Written exercise:
What is the number of lines holding the word "前段时间"? Give that number alone.

^^^^^^^^

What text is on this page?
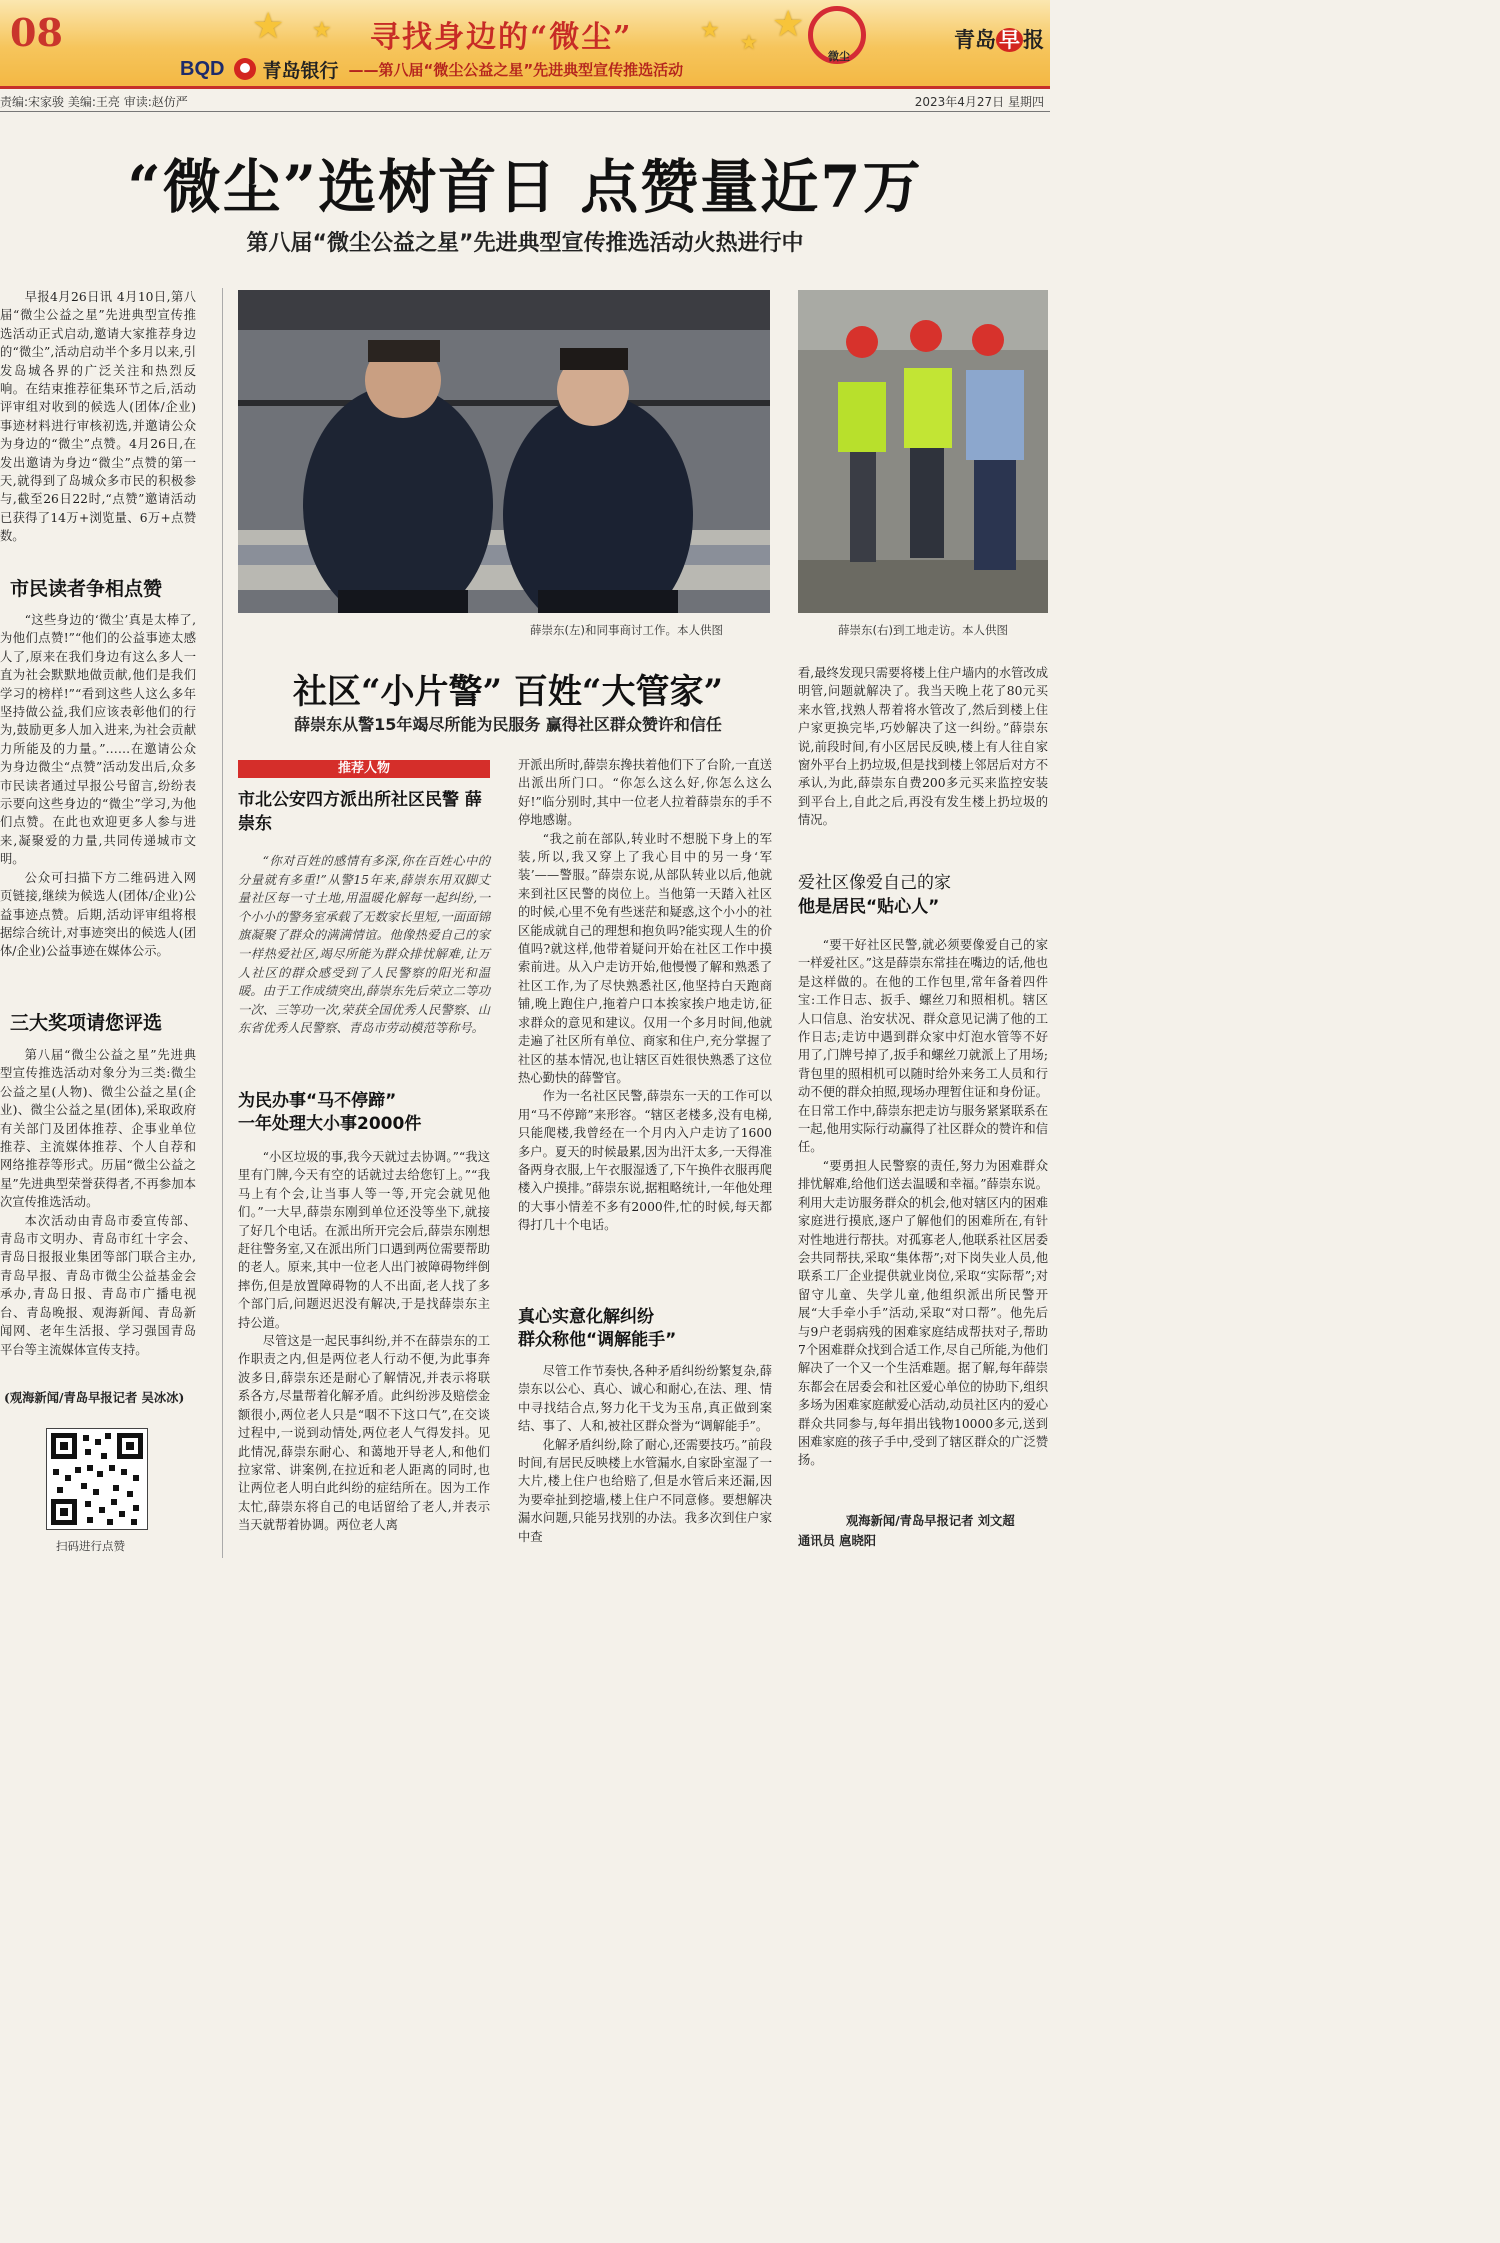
08	★ ★	★ ★ ★
寻找身边的“微尘”
BQD 青岛银行 ——第八届“微尘公益之星”先进典型宣传推选活动
微尘
青岛 早 报
责编:宋家骏 美编:王亮 审读:赵仿严	2023年4月27日 星期四
“微尘”选树首日 点赞量近7万
第八届“微尘公益之星”先进典型宣传推选活动火热进行中

早报4月26日讯 4月10日,第八届“微尘公益之星”先进典型宣传推选活动正式启动,邀请大家推荐身边的“微尘”,活动启动半个多月以来,引发岛城各界的广泛关注和热烈反响。在结束推荐征集环节之后,活动评审组对收到的候选人(团体/企业)事迹材料进行审核初选,并邀请公众为身边的“微尘”点赞。4月26日,在发出邀请为身边“微尘”点赞的第一天,就得到了岛城众多市民的积极参与,截至26日22时,“点赞”邀请活动已获得了14万+浏览量、6万+点赞数。

市民读者争相点赞

“这些身边的‘微尘’真是太棒了,为他们点赞!”“他们的公益事迹太感人了,原来在我们身边有这么多人一直为社会默默地做贡献,他们是我们学习的榜样!”“看到这些人这么多年坚持做公益,我们应该表彰他们的行为,鼓励更多人加入进来,为社会贡献力所能及的力量。”……在邀请公众为身边微尘“点赞”活动发出后,众多市民读者通过早报公号留言,纷纷表示要向这些身边的“微尘”学习,为他们点赞。在此也欢迎更多人参与进来,凝聚爱的力量,共同传递城市文明。

公众可扫描下方二维码进入网页链接,继续为候选人(团体/企业)公益事迹点赞。后期,活动评审组将根据综合统计,对事迹突出的候选人(团体/企业)公益事迹在媒体公示。

三大奖项请您评选

第八届“微尘公益之星”先进典型宣传推选活动对象分为三类:微尘公益之星(人物)、微尘公益之星(企业)、微尘公益之星(团体),采取政府有关部门及团体推荐、企事业单位推荐、主流媒体推荐、个人自荐和网络推荐等形式。历届“微尘公益之星”先进典型荣誉获得者,不再参加本次宣传推选活动。

本次活动由青岛市委宣传部、青岛市文明办、青岛市红十字会、青岛日报报业集团等部门联合主办,青岛早报、青岛市微尘公益基金会承办,青岛日报、青岛市广播电视台、青岛晚报、观海新闻、青岛新闻网、老年生活报、学习强国青岛平台等主流媒体宣传支持。

(观海新闻/青岛早报记者 吴冰冰)
扫码进行点赞
薛崇东(左)和同事商讨工作。本人供图	薛崇东(右)到工地走访。本人供图
社区“小片警” 百姓“大管家”
薛崇东从警15年竭尽所能为民服务 赢得社区群众赞许和信任
推荐人物
市北公安四方派出所社区民警 薛崇东

“你对百姓的感情有多深,你在百姓心中的分量就有多重!”从警15年来,薛崇东用双脚丈量社区每一寸土地,用温暖化解每一起纠纷,一个小小的警务室承载了无数家长里短,一面面锦旗凝聚了群众的满满情谊。他像热爱自己的家一样热爱社区,竭尽所能为群众排忧解难,让万人社区的群众感受到了人民警察的阳光和温暖。由于工作成绩突出,薛崇东先后荣立二等功一次、三等功一次,荣获全国优秀人民警察、山东省优秀人民警察、青岛市劳动模范等称号。

为民办事“马不停蹄”
一年处理大小事2000件

“小区垃圾的事,我今天就过去协调。”“我这里有门牌,今天有空的话就过去给您钉上。”“我马上有个会,让当事人等一等,开完会就见他们。”一大早,薛崇东刚到单位还没等坐下,就接了好几个电话。在派出所开完会后,薛崇东刚想赶往警务室,又在派出所门口遇到两位需要帮助的老人。原来,其中一位老人出门被障碍物绊倒摔伤,但是放置障碍物的人不出面,老人找了多个部门后,问题迟迟没有解决,于是找薛崇东主持公道。

尽管这是一起民事纠纷,并不在薛崇东的工作职责之内,但是两位老人行动不便,为此事奔波多日,薛崇东还是耐心了解情况,并表示将联系各方,尽量帮着化解矛盾。此纠纷涉及赔偿金额很小,两位老人只是“咽不下这口气”,在交谈过程中,一说到动情处,两位老人气得发抖。见此情况,薛崇东耐心、和蔼地开导老人,和他们拉家常、讲案例,在拉近和老人距离的同时,也让两位老人明白此纠纷的症结所在。因为工作太忙,薛崇东将自己的电话留给了老人,并表示当天就帮着协调。两位老人离

开派出所时,薛崇东搀扶着他们下了台阶,一直送出派出所门口。“你怎么这么好,你怎么这么好!”临分别时,其中一位老人拉着薛崇东的手不停地感谢。

“我之前在部队,转业时不想脱下身上的军装,所以,我又穿上了我心目中的另一身‘军装’——警服。”薛崇东说,从部队转业以后,他就来到社区民警的岗位上。当他第一天踏入社区的时候,心里不免有些迷茫和疑惑,这个小小的社区能成就自己的理想和抱负吗?能实现人生的价值吗?就这样,他带着疑问开始在社区工作中摸索前进。从入户走访开始,他慢慢了解和熟悉了社区工作,为了尽快熟悉社区,他坚持白天跑商铺,晚上跑住户,拖着户口本挨家挨户地走访,征求群众的意见和建议。仅用一个多月时间,他就走遍了社区所有单位、商家和住户,充分掌握了社区的基本情况,也让辖区百姓很快熟悉了这位热心勤快的薛警官。

作为一名社区民警,薛崇东一天的工作可以用“马不停蹄”来形容。“辖区老楼多,没有电梯,只能爬楼,我曾经在一个月内入户走访了1600多户。夏天的时候最累,因为出汗太多,一天得准备两身衣服,上午衣服湿透了,下午换件衣服再爬楼入户摸排。”薛崇东说,据粗略统计,一年他处理的大事小情差不多有2000件,忙的时候,每天都得打几十个电话。

真心实意化解纠纷
群众称他“调解能手”

尽管工作节奏快,各种矛盾纠纷纷繁复杂,薛崇东以公心、真心、诚心和耐心,在法、理、情中寻找结合点,努力化干戈为玉帛,真正做到案结、事了、人和,被社区群众誉为“调解能手”。

化解矛盾纠纷,除了耐心,还需要技巧。”前段时间,有居民反映楼上水管漏水,自家卧室湿了一大片,楼上住户也给赔了,但是水管后来还漏,因为要牵扯到挖墙,楼上住户不同意修。要想解决漏水问题,只能另找别的办法。我多次到住户家中查

看,最终发现只需要将楼上住户墙内的水管改成明管,问题就解决了。我当天晚上花了80元买来水管,找熟人帮着将水管改了,然后到楼上住户家更换完毕,巧妙解决了这一纠纷。”薛崇东说,前段时间,有小区居民反映,楼上有人往自家窗外平台上扔垃圾,但是找到楼上邻居后对方不承认,为此,薛崇东自费200多元买来监控安装到平台上,自此之后,再没有发生楼上扔垃圾的情况。

爱社区像爱自己的家
他是居民“贴心人”

“要干好社区民警,就必须要像爱自己的家一样爱社区。”这是薛崇东常挂在嘴边的话,他也是这样做的。在他的工作包里,常年备着四件宝:工作日志、扳手、螺丝刀和照相机。辖区人口信息、治安状况、群众意见记满了他的工作日志;走访中遇到群众家中灯泡水管等不好用了,门牌号掉了,扳手和螺丝刀就派上了用场;背包里的照相机可以随时给外来务工人员和行动不便的群众拍照,现场办理暂住证和身份证。在日常工作中,薛崇东把走访与服务紧紧联系在一起,他用实际行动赢得了社区群众的赞许和信任。

“要勇担人民警察的责任,努力为困难群众排忧解难,给他们送去温暖和幸福。”薛崇东说。利用大走访服务群众的机会,他对辖区内的困难家庭进行摸底,逐户了解他们的困难所在,有针对性地进行帮扶。对孤寡老人,他联系社区居委会共同帮扶,采取“集体帮”;对下岗失业人员,他联系工厂企业提供就业岗位,采取“实际帮”;对留守儿童、失学儿童,他组织派出所民警开展“大手牵小手”活动,采取“对口帮”。他先后与9户老弱病残的困难家庭结成帮扶对子,帮助7个困难群众找到合适工作,尽自己所能,为他们解决了一个又一个生活难题。据了解,每年薛崇东都会在居委会和社区爱心单位的协助下,组织多场为困难家庭献爱心活动,动员社区内的爱心群众共同参与,每年捐出钱物10000多元,送到困难家庭的孩子手中,受到了辖区群众的广泛赞扬。

观海新闻/青岛早报记者 刘文超
通讯员 扈晓阳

^^^^^^^^

Exercise solution:
2